DATA EXCERPTS:
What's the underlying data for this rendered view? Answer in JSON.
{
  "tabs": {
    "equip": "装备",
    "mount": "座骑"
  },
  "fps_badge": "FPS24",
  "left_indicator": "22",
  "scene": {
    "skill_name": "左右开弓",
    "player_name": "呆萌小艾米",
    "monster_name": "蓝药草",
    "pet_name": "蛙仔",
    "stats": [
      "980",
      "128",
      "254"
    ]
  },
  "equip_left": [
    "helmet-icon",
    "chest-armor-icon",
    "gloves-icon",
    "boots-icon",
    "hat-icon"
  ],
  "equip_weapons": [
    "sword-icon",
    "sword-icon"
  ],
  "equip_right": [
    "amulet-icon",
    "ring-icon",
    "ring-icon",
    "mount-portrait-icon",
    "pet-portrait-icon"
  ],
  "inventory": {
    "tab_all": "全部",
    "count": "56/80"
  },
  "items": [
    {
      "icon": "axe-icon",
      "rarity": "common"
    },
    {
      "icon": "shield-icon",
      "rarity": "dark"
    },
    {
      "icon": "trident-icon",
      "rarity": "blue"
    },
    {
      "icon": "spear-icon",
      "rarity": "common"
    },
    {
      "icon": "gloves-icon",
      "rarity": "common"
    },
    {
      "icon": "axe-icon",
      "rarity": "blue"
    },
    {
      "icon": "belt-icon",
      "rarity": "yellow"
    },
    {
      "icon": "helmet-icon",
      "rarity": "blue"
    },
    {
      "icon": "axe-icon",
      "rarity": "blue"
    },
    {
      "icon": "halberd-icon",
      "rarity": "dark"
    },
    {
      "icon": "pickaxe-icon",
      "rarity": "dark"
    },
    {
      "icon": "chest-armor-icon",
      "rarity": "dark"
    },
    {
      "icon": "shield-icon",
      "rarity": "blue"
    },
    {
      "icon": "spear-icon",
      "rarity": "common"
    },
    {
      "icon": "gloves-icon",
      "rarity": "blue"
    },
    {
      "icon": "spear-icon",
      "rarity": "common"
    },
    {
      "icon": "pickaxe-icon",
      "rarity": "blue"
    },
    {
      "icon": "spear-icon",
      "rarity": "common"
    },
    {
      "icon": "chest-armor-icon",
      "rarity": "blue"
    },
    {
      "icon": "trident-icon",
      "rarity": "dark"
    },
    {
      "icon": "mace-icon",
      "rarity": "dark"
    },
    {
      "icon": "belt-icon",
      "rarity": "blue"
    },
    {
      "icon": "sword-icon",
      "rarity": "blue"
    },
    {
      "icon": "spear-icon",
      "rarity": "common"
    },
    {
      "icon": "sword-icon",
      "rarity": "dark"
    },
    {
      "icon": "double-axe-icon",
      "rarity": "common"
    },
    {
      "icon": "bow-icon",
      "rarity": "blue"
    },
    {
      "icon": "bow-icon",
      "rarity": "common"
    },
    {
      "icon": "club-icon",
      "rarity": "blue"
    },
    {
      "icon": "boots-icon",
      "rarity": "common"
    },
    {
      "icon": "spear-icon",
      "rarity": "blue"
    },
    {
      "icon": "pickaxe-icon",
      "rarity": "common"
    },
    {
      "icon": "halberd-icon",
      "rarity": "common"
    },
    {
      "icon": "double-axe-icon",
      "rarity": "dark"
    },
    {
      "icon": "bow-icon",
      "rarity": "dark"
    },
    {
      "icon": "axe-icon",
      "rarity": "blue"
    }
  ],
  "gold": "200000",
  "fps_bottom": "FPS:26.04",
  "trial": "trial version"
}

THE EXERCISE: Reproduce all of the data exactly as given.

SOLUTION FOR THIS TASK:
What's the underlying data for this rendered view? Answer in JSON.
{
  "tabs": {
    "equip": "装备",
    "mount": "座骑"
  },
  "fps_badge": "FPS24",
  "left_indicator": "22",
  "scene": {
    "skill_name": "左右开弓",
    "player_name": "呆萌小艾米",
    "monster_name": "蓝药草",
    "pet_name": "蛙仔",
    "stats": [
      "980",
      "128",
      "254"
    ]
  },
  "equip_left": [
    "helmet-icon",
    "chest-armor-icon",
    "gloves-icon",
    "boots-icon",
    "hat-icon"
  ],
  "equip_weapons": [
    "sword-icon",
    "sword-icon"
  ],
  "equip_right": [
    "amulet-icon",
    "ring-icon",
    "ring-icon",
    "mount-portrait-icon",
    "pet-portrait-icon"
  ],
  "inventory": {
    "tab_all": "全部",
    "count": "56/80"
  },
  "items": [
    {
      "icon": "axe-icon",
      "rarity": "common"
    },
    {
      "icon": "shield-icon",
      "rarity": "dark"
    },
    {
      "icon": "trident-icon",
      "rarity": "blue"
    },
    {
      "icon": "spear-icon",
      "rarity": "common"
    },
    {
      "icon": "gloves-icon",
      "rarity": "common"
    },
    {
      "icon": "axe-icon",
      "rarity": "blue"
    },
    {
      "icon": "belt-icon",
      "rarity": "yellow"
    },
    {
      "icon": "helmet-icon",
      "rarity": "blue"
    },
    {
      "icon": "axe-icon",
      "rarity": "blue"
    },
    {
      "icon": "halberd-icon",
      "rarity": "dark"
    },
    {
      "icon": "pickaxe-icon",
      "rarity": "dark"
    },
    {
      "icon": "chest-armor-icon",
      "rarity": "dark"
    },
    {
      "icon": "shield-icon",
      "rarity": "blue"
    },
    {
      "icon": "spear-icon",
      "rarity": "common"
    },
    {
      "icon": "gloves-icon",
      "rarity": "blue"
    },
    {
      "icon": "spear-icon",
      "rarity": "common"
    },
    {
      "icon": "pickaxe-icon",
      "rarity": "blue"
    },
    {
      "icon": "spear-icon",
      "rarity": "common"
    },
    {
      "icon": "chest-armor-icon",
      "rarity": "blue"
    },
    {
      "icon": "trident-icon",
      "rarity": "dark"
    },
    {
      "icon": "mace-icon",
      "rarity": "dark"
    },
    {
      "icon": "belt-icon",
      "rarity": "blue"
    },
    {
      "icon": "sword-icon",
      "rarity": "blue"
    },
    {
      "icon": "spear-icon",
      "rarity": "common"
    },
    {
      "icon": "sword-icon",
      "rarity": "dark"
    },
    {
      "icon": "double-axe-icon",
      "rarity": "common"
    },
    {
      "icon": "bow-icon",
      "rarity": "blue"
    },
    {
      "icon": "bow-icon",
      "rarity": "common"
    },
    {
      "icon": "club-icon",
      "rarity": "blue"
    },
    {
      "icon": "boots-icon",
      "rarity": "common"
    },
    {
      "icon": "spear-icon",
      "rarity": "blue"
    },
    {
      "icon": "pickaxe-icon",
      "rarity": "common"
    },
    {
      "icon": "halberd-icon",
      "rarity": "common"
    },
    {
      "icon": "double-axe-icon",
      "rarity": "dark"
    },
    {
      "icon": "bow-icon",
      "rarity": "dark"
    },
    {
      "icon": "axe-icon",
      "rarity": "blue"
    }
  ],
  "gold": "200000",
  "fps_bottom": "FPS:26.04",
  "trial": "trial version"
}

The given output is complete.